Stated problem: The records that follow are to be transcribed in full, without their images.

Recorded data:
* Start *

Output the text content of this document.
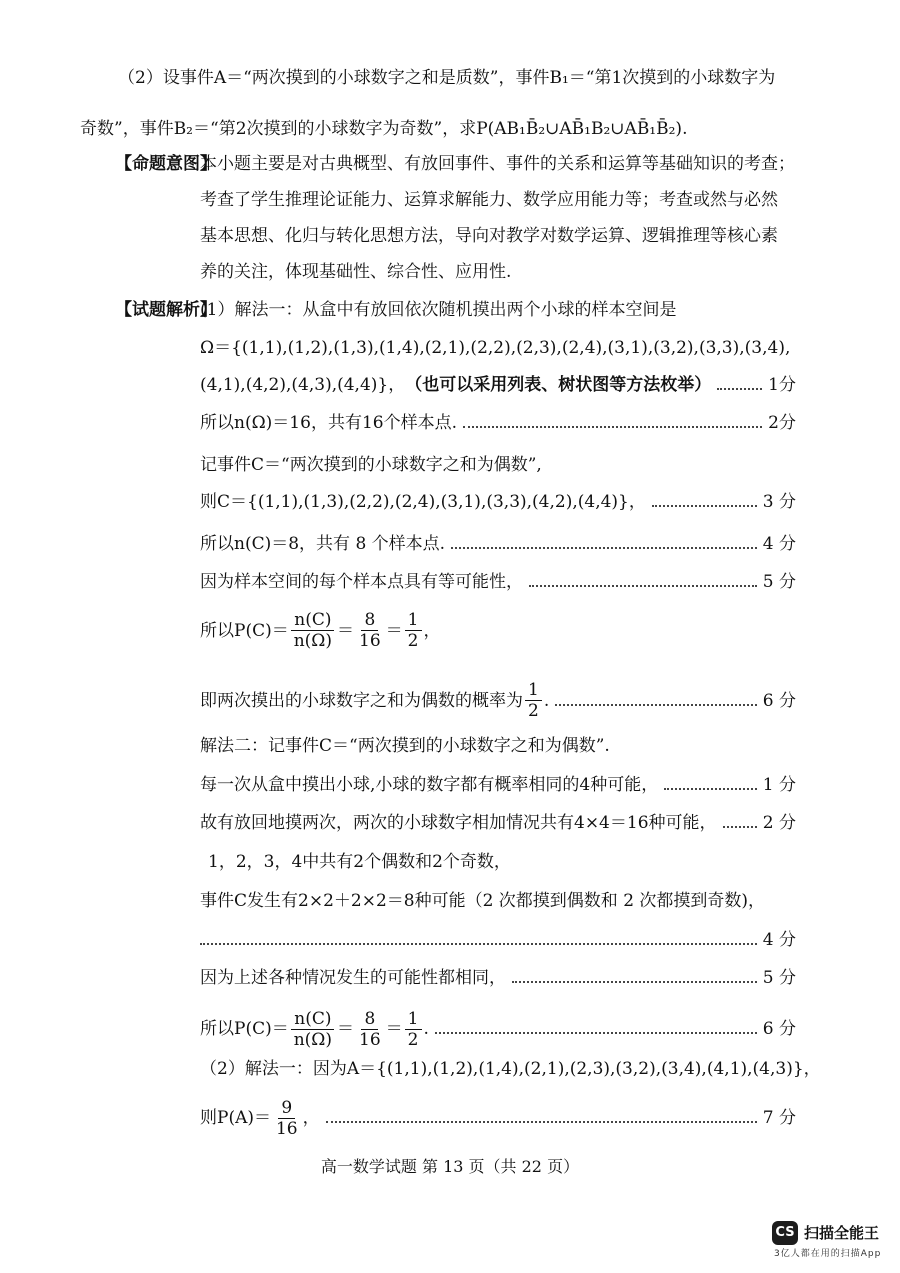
（2）设事件A＝“两次摸到的小球数字之和是质数”，事件B₁＝“第1次摸到的小球数字为
奇数”，事件B₂＝“第2次摸到的小球数字为奇数”，求P(AB₁B̄₂∪AB̄₁B₂∪AB̄₁B̄₂).
【命题意图】
本小题主要是对古典概型、有放回事件、事件的关系和运算等基础知识的考查；
考查了学生推理论证能力、运算求解能力、数学应用能力等；考查或然与必然
基本思想、化归与转化思想方法，导向对教学对数学运算、逻辑推理等核心素
养的关注，体现基础性、综合性、应用性.
【试题解析】
(1）解法一：从盒中有放回依次随机摸出两个小球的样本空间是
Ω＝{(1,1),(1,2),(1,3),(1,4),(2,1),(2,2),(2,3),(2,4),(3,1),(3,2),(3,3),(3,4),
(4,1),(4,2),(4,3),(4,4)}， （也可以采用列表、树状图等方法枚举）	1分
所以n(Ω)＝16，共有16个样本点.	2分
记事件C＝“两次摸到的小球数字之和为偶数”,
则C＝{(1,1),(1,3),(2,2),(2,4),(3,1),(3,3),(4,2),(4,4)}，	3 分
所以n(C)＝8，共有 8 个样本点.	4 分
因为样本空间的每个样本点具有等可能性，	5 分
所以$P(C)= \frac{n(C)}{n(\Omega)} = \frac{8}{16} = \frac{1}{2}$ ，
即两次摸出的小球数字之和为偶数的概率为 $\frac{1}{2}$ .	6 分
解法二：记事件C＝“两次摸到的小球数字之和为偶数”.
每一次从盒中摸出小球,小球的数字都有概率相同的4种可能，	1 分
故有放回地摸两次，两次的小球数字相加情况共有4×4＝16种可能，	2 分
1，2，3，4中共有2个偶数和2个奇数，
事件C发生有2×2＋2×2＝8种可能（2 次都摸到偶数和 2 次都摸到奇数)，
4 分
因为上述各种情况发生的可能性都相同，	5 分
所以$P(C)= \frac{n(C)}{n(\Omega)} = \frac{8}{16} = \frac{1}{2}$ .	6 分
（2）解法一：因为A＝{(1,1),(1,2),(1,4),(2,1),(2,3),(3,2),(3,4),(4,1),(4,3)}，
则$P(A)= \frac{9}{16}$ ，	7 分
高一数学试题 第 13 页（共 22 页）
CS 扫描全能王
3亿人都在用的扫描App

* End *

Exercise output:
Output the text content of this document.
（2）设事件A＝“两次摸到的小球数字之和是质数”，事件B₁＝“第1次摸到的小球数字为
奇数”，事件B₂＝“第2次摸到的小球数字为奇数”，求P(AB₁B̄₂∪AB̄₁B₂∪AB̄₁B̄₂).
【命题意图】
本小题主要是对古典概型、有放回事件、事件的关系和运算等基础知识的考查；
考查了学生推理论证能力、运算求解能力、数学应用能力等；考查或然与必然
基本思想、化归与转化思想方法，导向对教学对数学运算、逻辑推理等核心素
养的关注，体现基础性、综合性、应用性.
【试题解析】
(1）解法一：从盒中有放回依次随机摸出两个小球的样本空间是
Ω＝{(1,1),(1,2),(1,3),(1,4),(2,1),(2,2),(2,3),(2,4),(3,1),(3,2),(3,3),(3,4),
(4,1),(4,2),(4,3),(4,4)}， （也可以采用列表、树状图等方法枚举）	1分
所以n(Ω)＝16，共有16个样本点.	2分
记事件C＝“两次摸到的小球数字之和为偶数”,
则C＝{(1,1),(1,3),(2,2),(2,4),(3,1),(3,3),(4,2),(4,4)}，	3 分
所以n(C)＝8，共有 8 个样本点.	4 分
因为样本空间的每个样本点具有等可能性，	5 分
所以$P(C)= \frac{n(C)}{n(\Omega)} = \frac{8}{16} = \frac{1}{2}$ ，
即两次摸出的小球数字之和为偶数的概率为 $\frac{1}{2}$ .	6 分
解法二：记事件C＝“两次摸到的小球数字之和为偶数”.
每一次从盒中摸出小球,小球的数字都有概率相同的4种可能，	1 分
故有放回地摸两次，两次的小球数字相加情况共有4×4＝16种可能，	2 分
1，2，3，4中共有2个偶数和2个奇数，
事件C发生有2×2＋2×2＝8种可能（2 次都摸到偶数和 2 次都摸到奇数)，
4 分
因为上述各种情况发生的可能性都相同，	5 分
所以$P(C)= \frac{n(C)}{n(\Omega)} = \frac{8}{16} = \frac{1}{2}$ .	6 分
（2）解法一：因为A＝{(1,1),(1,2),(1,4),(2,1),(2,3),(3,2),(3,4),(4,1),(4,3)}，
则$P(A)= \frac{9}{16}$ ，	7 分
高一数学试题 第 13 页（共 22 页）
CS 扫描全能王
3亿人都在用的扫描App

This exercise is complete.